#### What to do
Will you output the entries below exactly, skipping every image they contain?

++++ Recorded data

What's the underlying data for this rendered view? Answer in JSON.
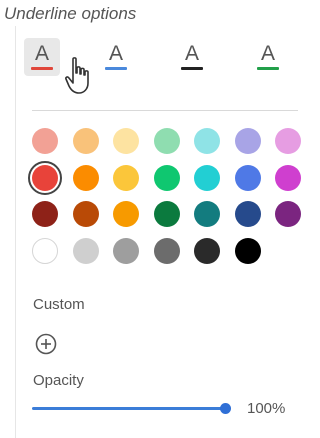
{
  "caption": "Underline options",
  "underline_options": [
    {
      "letter": "A",
      "underline_color": "#e0463a",
      "selected": true
    },
    {
      "letter": "A",
      "underline_color": "#4a89dc",
      "selected": false
    },
    {
      "letter": "A",
      "underline_color": "#222222",
      "selected": false
    },
    {
      "letter": "A",
      "underline_color": "#22a04a",
      "selected": false
    }
  ],
  "palette": [
    [
      "#f2a195",
      "#f9c27a",
      "#fde3a1",
      "#8fddb0",
      "#8fe3e6",
      "#a8a4e6",
      "#e69de2"
    ],
    [
      "#e8433a",
      "#fb8c00",
      "#fbc63a",
      "#0fc770",
      "#22cfd3",
      "#4f79e6",
      "#cf3fcf"
    ],
    [
      "#8e2218",
      "#b94a06",
      "#f79a00",
      "#0b7a3e",
      "#137c7f",
      "#264a8c",
      "#7b2580"
    ],
    [
      "#ffffff",
      "#cfcfcf",
      "#9e9e9e",
      "#6c6c6c",
      "#2a2a2a",
      "#000000"
    ]
  ],
  "selected_color": "#e8433a",
  "custom_label": "Custom",
  "add_icon": "plus-circle-icon",
  "opacity_label": "Opacity",
  "opacity_value": "100%",
  "opacity_fraction": 1.0,
  "accent_color": "#3b7dd8"
}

++++++++

#### Solution below
What's the underlying data for this rendered view? Answer in JSON.
{
  "caption": "Underline options",
  "underline_options": [
    {
      "letter": "A",
      "underline_color": "#e0463a",
      "selected": true
    },
    {
      "letter": "A",
      "underline_color": "#4a89dc",
      "selected": false
    },
    {
      "letter": "A",
      "underline_color": "#222222",
      "selected": false
    },
    {
      "letter": "A",
      "underline_color": "#22a04a",
      "selected": false
    }
  ],
  "palette": [
    [
      "#f2a195",
      "#f9c27a",
      "#fde3a1",
      "#8fddb0",
      "#8fe3e6",
      "#a8a4e6",
      "#e69de2"
    ],
    [
      "#e8433a",
      "#fb8c00",
      "#fbc63a",
      "#0fc770",
      "#22cfd3",
      "#4f79e6",
      "#cf3fcf"
    ],
    [
      "#8e2218",
      "#b94a06",
      "#f79a00",
      "#0b7a3e",
      "#137c7f",
      "#264a8c",
      "#7b2580"
    ],
    [
      "#ffffff",
      "#cfcfcf",
      "#9e9e9e",
      "#6c6c6c",
      "#2a2a2a",
      "#000000"
    ]
  ],
  "selected_color": "#e8433a",
  "custom_label": "Custom",
  "add_icon": "plus-circle-icon",
  "opacity_label": "Opacity",
  "opacity_value": "100%",
  "opacity_fraction": 1.0,
  "accent_color": "#3b7dd8"
}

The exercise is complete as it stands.